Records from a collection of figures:

◆ ◆ ◆ ◆ ◆ ◆ ◆

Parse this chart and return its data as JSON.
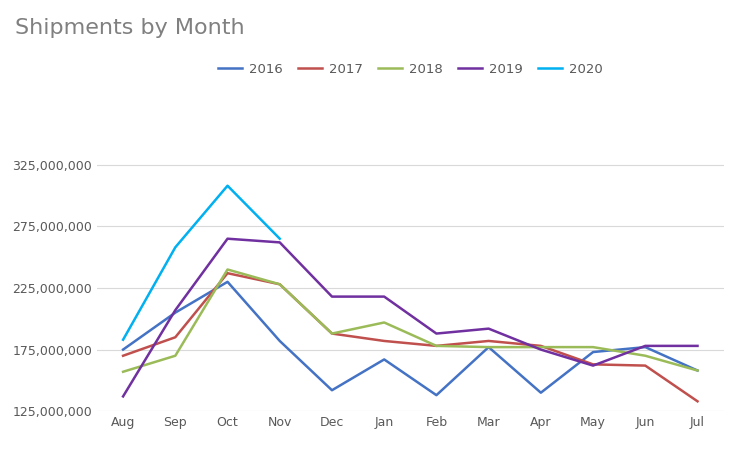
{
  "title": "Shipments by Month",
  "months": [
    "Aug",
    "Sep",
    "Oct",
    "Nov",
    "Dec",
    "Jan",
    "Feb",
    "Mar",
    "Apr",
    "May",
    "Jun",
    "Jul"
  ],
  "series": {
    "2016": {
      "color": "#4472c4",
      "values": [
        175000000,
        205000000,
        230000000,
        182000000,
        142000000,
        167000000,
        138000000,
        177000000,
        140000000,
        173000000,
        177000000,
        158000000
      ]
    },
    "2017": {
      "color": "#c0504d",
      "values": [
        170000000,
        185000000,
        237000000,
        228000000,
        188000000,
        182000000,
        178000000,
        182000000,
        178000000,
        163000000,
        162000000,
        133000000
      ]
    },
    "2018": {
      "color": "#9bbb59",
      "values": [
        157000000,
        170000000,
        240000000,
        228000000,
        188000000,
        197000000,
        178000000,
        177000000,
        177000000,
        177000000,
        170000000,
        158000000
      ]
    },
    "2019": {
      "color": "#7030a0",
      "values": [
        137000000,
        207000000,
        265000000,
        262000000,
        218000000,
        218000000,
        188000000,
        192000000,
        175000000,
        162000000,
        178000000,
        178000000
      ]
    },
    "2020": {
      "color": "#00b0f0",
      "values": [
        183000000,
        258000000,
        308000000,
        265000000,
        null,
        null,
        null,
        null,
        null,
        null,
        null,
        null
      ]
    }
  },
  "ylim": [
    125000000,
    350000000
  ],
  "yticks": [
    125000000,
    175000000,
    225000000,
    275000000,
    325000000
  ],
  "title_fontsize": 16,
  "title_color": "#808080",
  "legend_fontsize": 9.5,
  "tick_fontsize": 9,
  "background_color": "#ffffff",
  "grid_color": "#d9d9d9",
  "line_width": 1.8
}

◆ ◆ ◆ ◆ ◆ ◆ ◆

GOAL OF THE EXERCISE. All entries are to be retyped exactly. Omit any embedded images.

FINISHED ANSWER.
Parse this chart and return its data as JSON.
{
  "title": "Shipments by Month",
  "months": [
    "Aug",
    "Sep",
    "Oct",
    "Nov",
    "Dec",
    "Jan",
    "Feb",
    "Mar",
    "Apr",
    "May",
    "Jun",
    "Jul"
  ],
  "series": {
    "2016": {
      "color": "#4472c4",
      "values": [
        175000000,
        205000000,
        230000000,
        182000000,
        142000000,
        167000000,
        138000000,
        177000000,
        140000000,
        173000000,
        177000000,
        158000000
      ]
    },
    "2017": {
      "color": "#c0504d",
      "values": [
        170000000,
        185000000,
        237000000,
        228000000,
        188000000,
        182000000,
        178000000,
        182000000,
        178000000,
        163000000,
        162000000,
        133000000
      ]
    },
    "2018": {
      "color": "#9bbb59",
      "values": [
        157000000,
        170000000,
        240000000,
        228000000,
        188000000,
        197000000,
        178000000,
        177000000,
        177000000,
        177000000,
        170000000,
        158000000
      ]
    },
    "2019": {
      "color": "#7030a0",
      "values": [
        137000000,
        207000000,
        265000000,
        262000000,
        218000000,
        218000000,
        188000000,
        192000000,
        175000000,
        162000000,
        178000000,
        178000000
      ]
    },
    "2020": {
      "color": "#00b0f0",
      "values": [
        183000000,
        258000000,
        308000000,
        265000000,
        null,
        null,
        null,
        null,
        null,
        null,
        null,
        null
      ]
    }
  },
  "ylim": [
    125000000,
    350000000
  ],
  "yticks": [
    125000000,
    175000000,
    225000000,
    275000000,
    325000000
  ],
  "title_fontsize": 16,
  "title_color": "#808080",
  "legend_fontsize": 9.5,
  "tick_fontsize": 9,
  "background_color": "#ffffff",
  "grid_color": "#d9d9d9",
  "line_width": 1.8
}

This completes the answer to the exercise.